__PÁGINA__.
--
Acórdão nº 4398/2003-2 de Supremo Tribunal Administrativo (Portugal), 26 de Junho de 2003 (caso None)

Magistrado ResponsávelTIBÉRIO SILVA
Data da Resolução26 de Junho de 2003
EmissorSupremo Tribunal Administrativo (Portugal)

Acordam no Tribunal da Relação de Lisboa: I Joaquim Frazão Ramos & Filhos, Limitada requereu a presente providência cautelar não especificada contra Petróleos de Portugal - Petrogal S.A, pedindo que:

  1. Seja ordenada à requerida a imediata reactivação/ligação do sistema informático do posto de abastecimento de combustíveis e de venda de lubrificantes identificado no artigo 1° do requerimento inicial, por si desligado no dia 02 de Julho de 2002, de forma a que a requerente possa usar e fruir o posto nas mesmas condições que fruía até ao referido dia 02 de Julho; B) Seja ordenada à requerida a obrigação de continuar a vender à requerente, nos termos em que o fazia antes do passado dia 02 de Julho, os combustíveis e lubrificantes por esta encomendados para revenda no aludido Posto, logo que pagas pela requerente as facturas que, entretanto, e após o dia 02 de Julho, se hajam vencido, sob pena da requerente ter a faculdade de adquirir a terceiros os aludidos combustíveis e lubrificantes; C) Seja ordenada à requerida a abstenção de qualquer conduta que impeça a requerente da normal exploração do estabelecimento referido.

    A Requerente alegou, além do mais que aqui se dá por reproduzido, que: No dia 02 de Julho de 1997, por escritura pública, a Requerida cedeu à Requerente a exploração dum estabelecimento comercial composto de posto de abastecimento de combustíveis para veículos automóveis, instalado no prédio urbano sito na Portela das Padeiras (ao Km 41,406/41,472, da Estrada Nacional no 3), freguesia de Salvador, concelho de Santarém.

    Por carta de 4 de Outubro de 2001, a Requeria procedeu à resolução do contrato de cessão de exploração, alegando, como fundamento para isso, que, prevendo o contrato determinadas vendas mínimas anuais, tais vendas nunca foram atingidas.
--
__EXERCÍCIO A__.
Repita, por favor, o trecho do acórdão entre "Acórdão nº 4398/2003-2" e "EmissorSupremo Tribunal Administrativo (Portugal)", ambos incluídos.

__DADOS FORNECIDOS__.
--
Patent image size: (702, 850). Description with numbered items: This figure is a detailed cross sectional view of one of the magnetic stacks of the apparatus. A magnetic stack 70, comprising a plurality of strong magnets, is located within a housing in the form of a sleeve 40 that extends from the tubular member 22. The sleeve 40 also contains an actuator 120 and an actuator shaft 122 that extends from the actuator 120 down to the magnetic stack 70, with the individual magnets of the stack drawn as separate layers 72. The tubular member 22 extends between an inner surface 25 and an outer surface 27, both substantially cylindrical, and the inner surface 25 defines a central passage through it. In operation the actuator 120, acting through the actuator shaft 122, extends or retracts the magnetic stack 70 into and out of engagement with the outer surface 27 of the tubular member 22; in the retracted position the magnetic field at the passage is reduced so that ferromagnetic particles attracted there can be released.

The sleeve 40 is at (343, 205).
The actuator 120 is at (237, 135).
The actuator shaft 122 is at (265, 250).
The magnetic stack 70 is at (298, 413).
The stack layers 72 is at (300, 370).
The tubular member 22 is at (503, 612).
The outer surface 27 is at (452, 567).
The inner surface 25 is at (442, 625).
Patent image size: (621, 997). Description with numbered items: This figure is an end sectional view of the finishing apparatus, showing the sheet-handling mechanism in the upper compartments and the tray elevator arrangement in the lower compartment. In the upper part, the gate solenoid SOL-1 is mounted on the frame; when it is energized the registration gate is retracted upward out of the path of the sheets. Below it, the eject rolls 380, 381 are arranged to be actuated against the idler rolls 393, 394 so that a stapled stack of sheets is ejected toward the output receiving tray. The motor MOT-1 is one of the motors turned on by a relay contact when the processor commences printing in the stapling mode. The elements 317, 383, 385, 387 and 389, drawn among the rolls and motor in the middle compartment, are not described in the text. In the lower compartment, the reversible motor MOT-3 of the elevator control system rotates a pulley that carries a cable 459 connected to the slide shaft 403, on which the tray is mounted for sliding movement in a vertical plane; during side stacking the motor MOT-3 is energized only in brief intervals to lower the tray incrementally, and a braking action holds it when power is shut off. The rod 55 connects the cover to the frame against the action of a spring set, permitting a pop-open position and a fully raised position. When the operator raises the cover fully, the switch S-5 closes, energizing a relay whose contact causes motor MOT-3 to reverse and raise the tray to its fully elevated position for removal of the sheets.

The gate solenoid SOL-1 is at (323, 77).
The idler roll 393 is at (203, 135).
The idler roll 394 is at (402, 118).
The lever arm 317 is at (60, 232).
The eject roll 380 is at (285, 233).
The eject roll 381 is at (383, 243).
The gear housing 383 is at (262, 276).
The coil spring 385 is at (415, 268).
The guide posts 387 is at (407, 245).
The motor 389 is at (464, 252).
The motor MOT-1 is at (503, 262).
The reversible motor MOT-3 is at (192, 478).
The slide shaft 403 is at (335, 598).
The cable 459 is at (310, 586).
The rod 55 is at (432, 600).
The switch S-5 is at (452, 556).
--
__EXERCÍCIO B__.
Nas linhas dos dados, do início até à linha que contém "The inner surface 25 is at (442, 625).", inclusive, troque "cross sectional" por "cross-sectional". Devolva só essas linhas, sem nenhuma outra alteração.

__RESPOSTA AO EXERCÍCIO A__.
Acórdão nº 4398/2003-2 de Supremo Tribunal Administrativo (Portugal), 26 de Junho de 2003 (caso None)

Magistrado ResponsávelTIBÉRIO SILVA
Data da Resolução26 de Junho de 2003
EmissorSupremo Tribunal Administrativo (Portugal)

__RESPOSTA AO EXERCÍCIO B__.
Patent image size: (702, 850). Description with numbered items: This figure is a detailed cross-sectional view of one of the magnetic stacks of the apparatus. A magnetic stack 70, comprising a plurality of strong magnets, is located within a housing in the form of a sleeve 40 that extends from the tubular member 22. The sleeve 40 also contains an actuator 120 and an actuator shaft 122 that extends from the actuator 120 down to the magnetic stack 70, with the individual magnets of the stack drawn as separate layers 72. The tubular member 22 extends between an inner surface 25 and an outer surface 27, both substantially cylindrical, and the inner surface 25 defines a central passage through it. In operation the actuator 120, acting through the actuator shaft 122, extends or retracts the magnetic stack 70 into and out of engagement with the outer surface 27 of the tubular member 22; in the retracted position the magnetic field at the passage is reduced so that ferromagnetic particles attracted there can be released.

The sleeve 40 is at (343, 205).
The actuator 120 is at (237, 135).
The actuator shaft 122 is at (265, 250).
The magnetic stack 70 is at (298, 413).
The stack layers 72 is at (300, 370).
The tubular member 22 is at (503, 612).
The outer surface 27 is at (452, 567).
The inner surface 25 is at (442, 625).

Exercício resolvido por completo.